#### [Stated exercise]
The lines to extract begin at the one containing "Convert this screenshot" and run to the end of the listing; set them down exactly and alone.

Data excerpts

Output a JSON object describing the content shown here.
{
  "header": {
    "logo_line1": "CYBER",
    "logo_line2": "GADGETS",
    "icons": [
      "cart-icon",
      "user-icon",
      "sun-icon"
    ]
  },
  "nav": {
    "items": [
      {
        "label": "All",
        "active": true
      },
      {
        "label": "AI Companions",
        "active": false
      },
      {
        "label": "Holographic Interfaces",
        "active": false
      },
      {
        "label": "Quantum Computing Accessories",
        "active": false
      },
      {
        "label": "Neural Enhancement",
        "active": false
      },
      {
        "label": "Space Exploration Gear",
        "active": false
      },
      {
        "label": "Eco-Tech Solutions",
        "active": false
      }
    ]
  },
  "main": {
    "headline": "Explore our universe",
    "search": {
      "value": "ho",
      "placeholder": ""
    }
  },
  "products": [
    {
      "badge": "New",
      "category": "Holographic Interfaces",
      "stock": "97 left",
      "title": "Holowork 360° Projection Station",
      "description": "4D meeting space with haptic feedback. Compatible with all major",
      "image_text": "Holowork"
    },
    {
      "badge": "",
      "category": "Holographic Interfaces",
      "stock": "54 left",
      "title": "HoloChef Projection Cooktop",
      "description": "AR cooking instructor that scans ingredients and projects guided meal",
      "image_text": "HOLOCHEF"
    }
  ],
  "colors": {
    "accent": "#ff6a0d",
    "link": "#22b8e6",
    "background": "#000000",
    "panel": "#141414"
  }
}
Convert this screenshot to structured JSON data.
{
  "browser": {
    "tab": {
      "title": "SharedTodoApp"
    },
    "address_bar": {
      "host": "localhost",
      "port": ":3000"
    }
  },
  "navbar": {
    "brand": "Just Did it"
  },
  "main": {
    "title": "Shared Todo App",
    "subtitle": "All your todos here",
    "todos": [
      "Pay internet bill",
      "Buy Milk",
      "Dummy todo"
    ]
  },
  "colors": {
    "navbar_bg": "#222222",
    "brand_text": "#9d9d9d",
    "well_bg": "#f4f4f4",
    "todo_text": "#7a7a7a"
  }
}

#### [Exercise response]
Convert this screenshot to structured JSON data.
{
  "browser": {
    "tab": {
      "title": "SharedTodoApp"
    },
    "address_bar": {
      "host": "localhost",
      "port": ":3000"
    }
  },
  "navbar": {
    "brand": "Just Did it"
  },
  "main": {
    "title": "Shared Todo App",
    "subtitle": "All your todos here",
    "todos": [
      "Pay internet bill",
      "Buy Milk",
      "Dummy todo"
    ]
  },
  "colors": {
    "navbar_bg": "#222222",
    "brand_text": "#9d9d9d",
    "well_bg": "#f4f4f4",
    "todo_text": "#7a7a7a"
  }
}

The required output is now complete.